** START OF Extracted information **

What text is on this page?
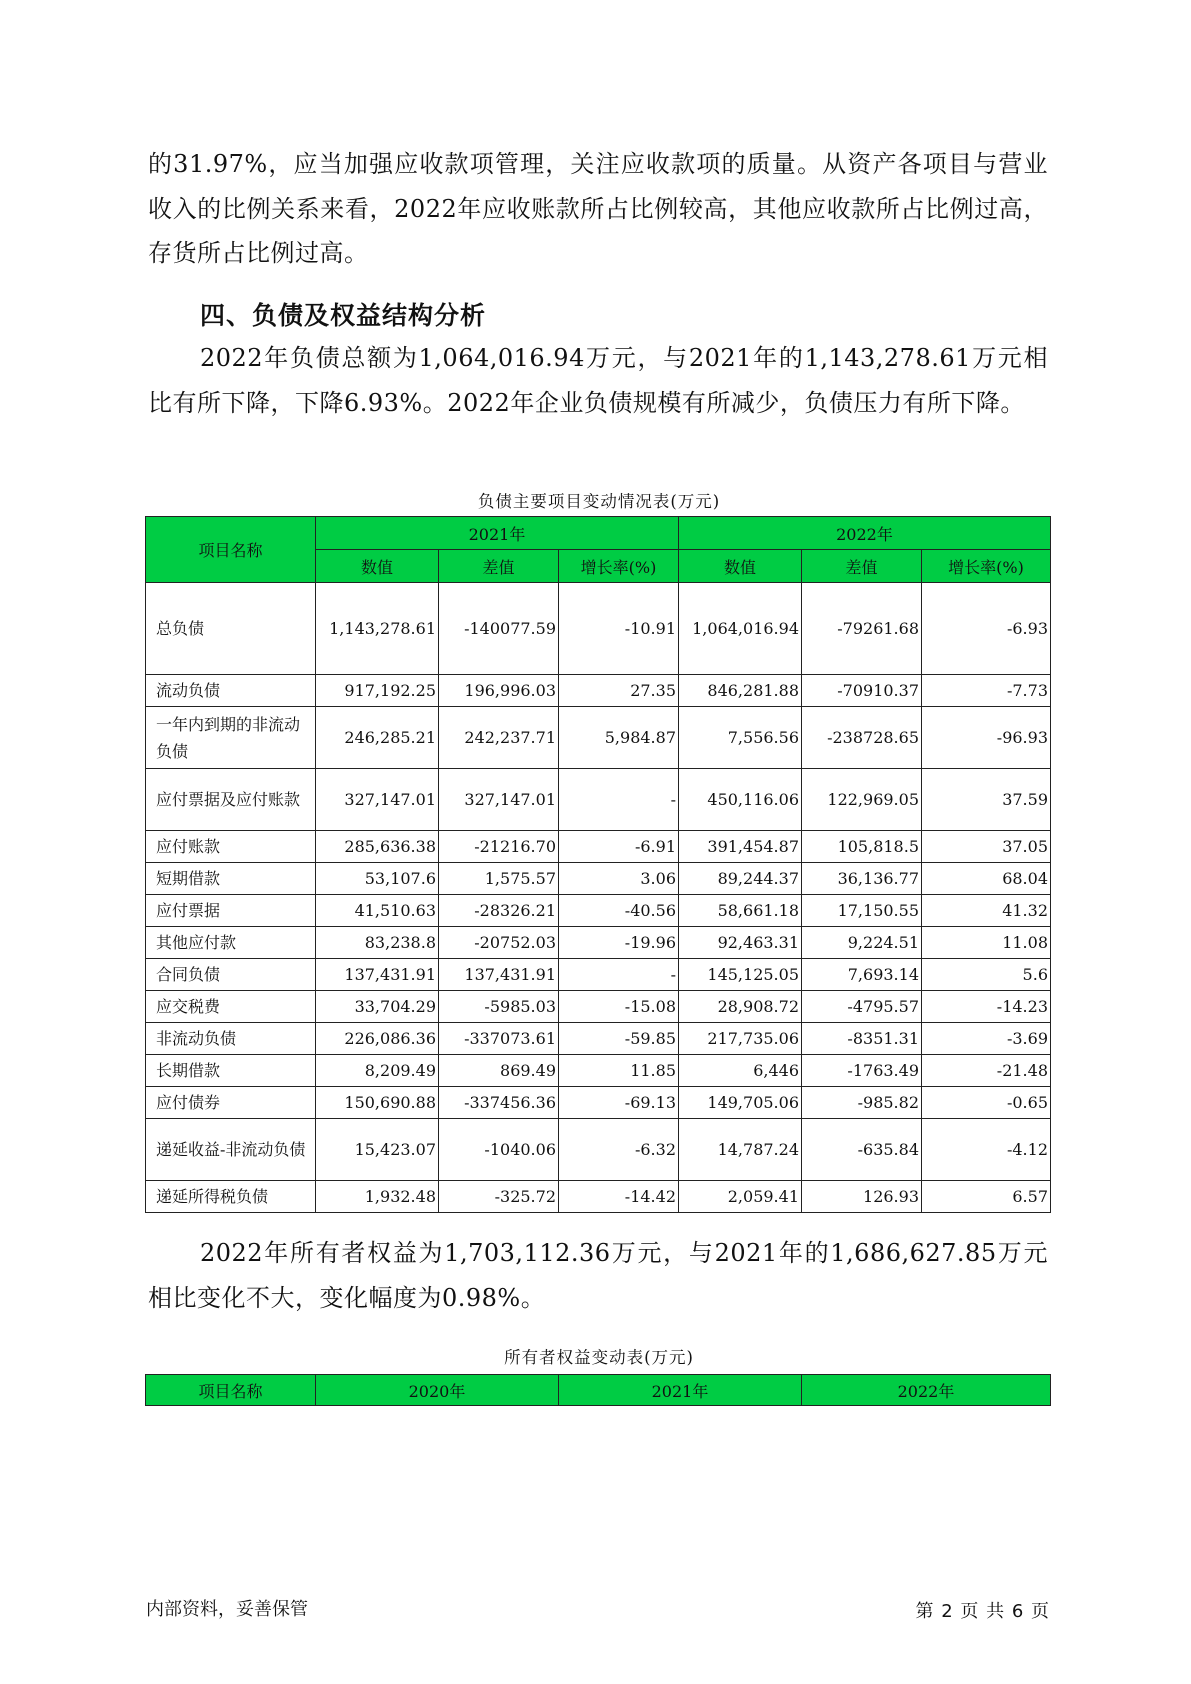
的31.97%，应当加强应收款项管理，关注应收款项的质量。从资产各项目与营业收入的比例关系来看，2022年应收账款所占比例较高，其他应收款所占比例过高，存货所占比例过高。

四、负债及权益结构分析

2022年负债总额为1,064,016.94万元，与2021年的1,143,278.61万元相比有所下降，下降6.93%。2022年企业负债规模有所减少，负债压力有所下降。

负债主要项目变动情况表(万元)
项目名称	2021年			2022年		
	数值	差值	增长率(%)	数值	差值	增长率(%)
总负债	1,143,278.61	-140077.59	-10.91	1,064,016.94	-79261.68	-6.93
流动负债	917,192.25	196,996.03	27.35	846,281.88	-70910.37	-7.73
一年内到期的非流动负债	246,285.21	242,237.71	5,984.87	7,556.56	-238728.65	-96.93
应付票据及应付账款	327,147.01	327,147.01	-	450,116.06	122,969.05	37.59
应付账款	285,636.38	-21216.70	-6.91	391,454.87	105,818.5	37.05
短期借款	53,107.6	1,575.57	3.06	89,244.37	36,136.77	68.04
应付票据	41,510.63	-28326.21	-40.56	58,661.18	17,150.55	41.32
其他应付款	83,238.8	-20752.03	-19.96	92,463.31	9,224.51	11.08
合同负债	137,431.91	137,431.91	-	145,125.05	7,693.14	5.6
应交税费	33,704.29	-5985.03	-15.08	28,908.72	-4795.57	-14.23
非流动负债	226,086.36	-337073.61	-59.85	217,735.06	-8351.31	-3.69
长期借款	8,209.49	869.49	11.85	6,446	-1763.49	-21.48
应付债券	150,690.88	-337456.36	-69.13	149,705.06	-985.82	-0.65
递延收益-非流动负债	15,423.07	-1040.06	-6.32	14,787.24	-635.84	-4.12
递延所得税负债	1,932.48	-325.72	-14.42	2,059.41	126.93	6.57

2022年所有者权益为1,703,112.36万元，与2021年的1,686,627.85万元相比变化不大，变化幅度为0.98%。

所有者权益变动表(万元)
项目名称	2020年	2021年	2022年
内部资料，妥善保管	第 2 页 共 6 页
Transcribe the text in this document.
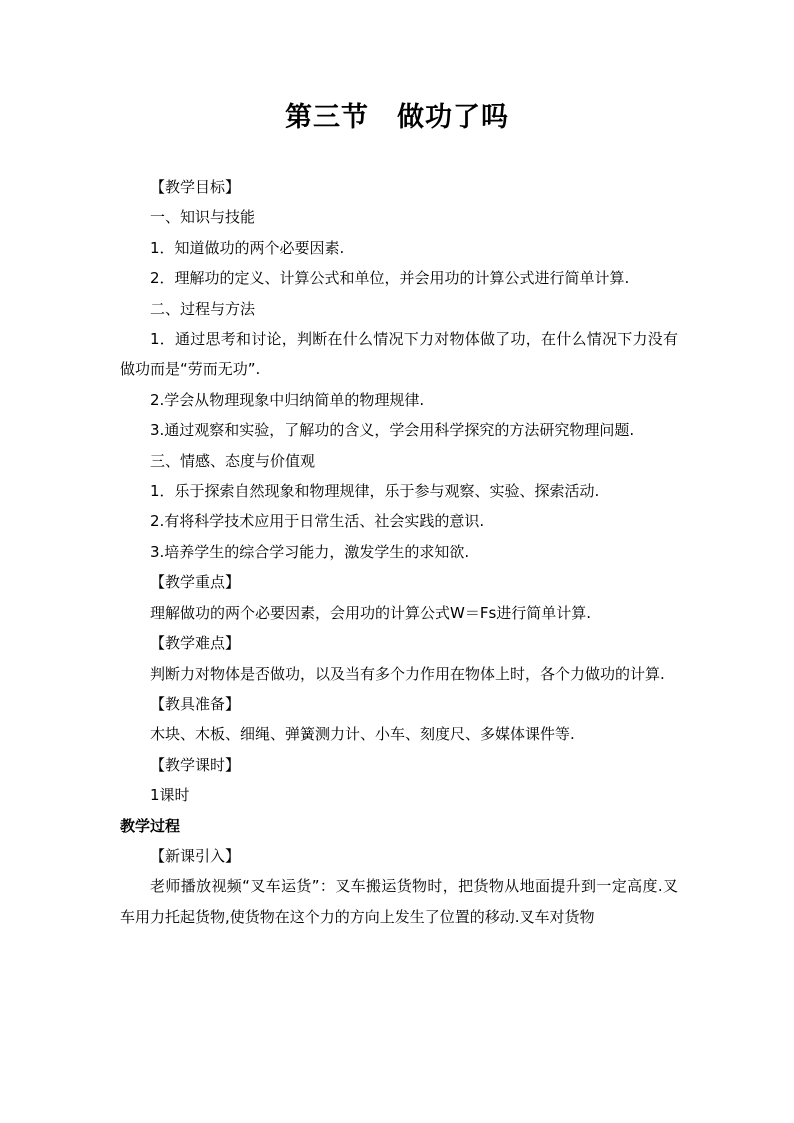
第三节　做功了吗

【教学目标】

一、知识与技能

1．知道做功的两个必要因素.

2．理解功的定义、计算公式和单位，并会用功的计算公式进行简单计算.

二、过程与方法

1．通过思考和讨论，判断在什么情况下力对物体做了功，在什么情况下力没有做功而是“劳而无功”.

2.学会从物理现象中归纳简单的物理规律.

3.通过观察和实验，了解功的含义，学会用科学探究的方法研究物理问题.

三、情感、态度与价值观

1．乐于探索自然现象和物理规律，乐于参与观察、实验、探索活动.

2.有将科学技术应用于日常生活、社会实践的意识.

3.培养学生的综合学习能力，激发学生的求知欲.

【教学重点】

理解做功的两个必要因素，会用功的计算公式W＝Fs进行简单计算.

【教学难点】

判断力对物体是否做功，以及当有多个力作用在物体上时，各个力做功的计算.

【教具准备】

木块、木板、细绳、弹簧测力计、小车、刻度尺、多媒体课件等.

【教学课时】

1课时

教学过程

【新课引入】

老师播放视频“叉车运货”：叉车搬运货物时，把货物从地面提升到一定高度.叉车用力托起货物,使货物在这个力的方向上发生了位置的移动.叉车对货物
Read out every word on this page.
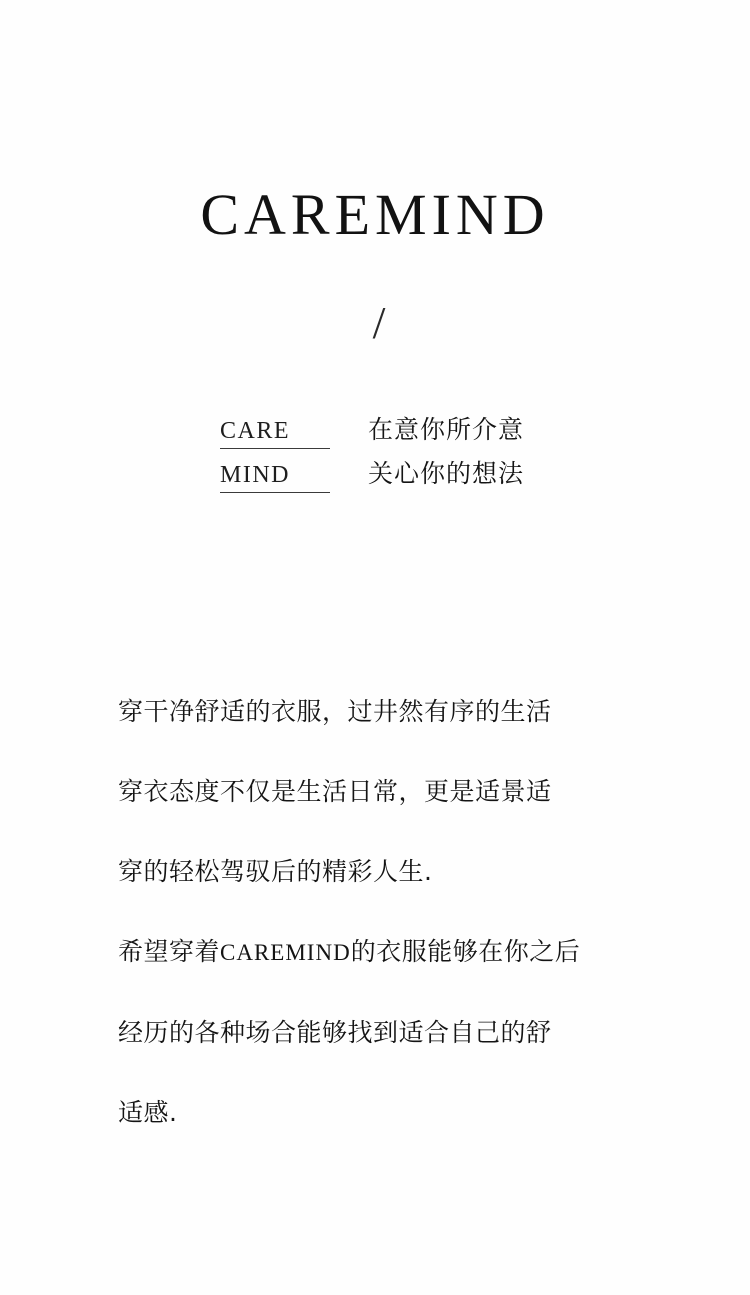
CAREMIND
/
CARE	在意你所介意
MIND	关心你的想法
穿干净舒适的衣服，过井然有序的生活
穿衣态度不仅是生活日常，更是适景适
穿的轻松驾驭后的精彩人生.
希望穿着CAREMIND的衣服能够在你之后
经历的各种场合能够找到适合自己的舒
适感.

** END OF Extracted information **

Leave out every line without the string "项目名称" and copy the rest.

▶ Response to this exercise:
项目名称	2021年			2022年		
项目名称	2020年	2021年	2022年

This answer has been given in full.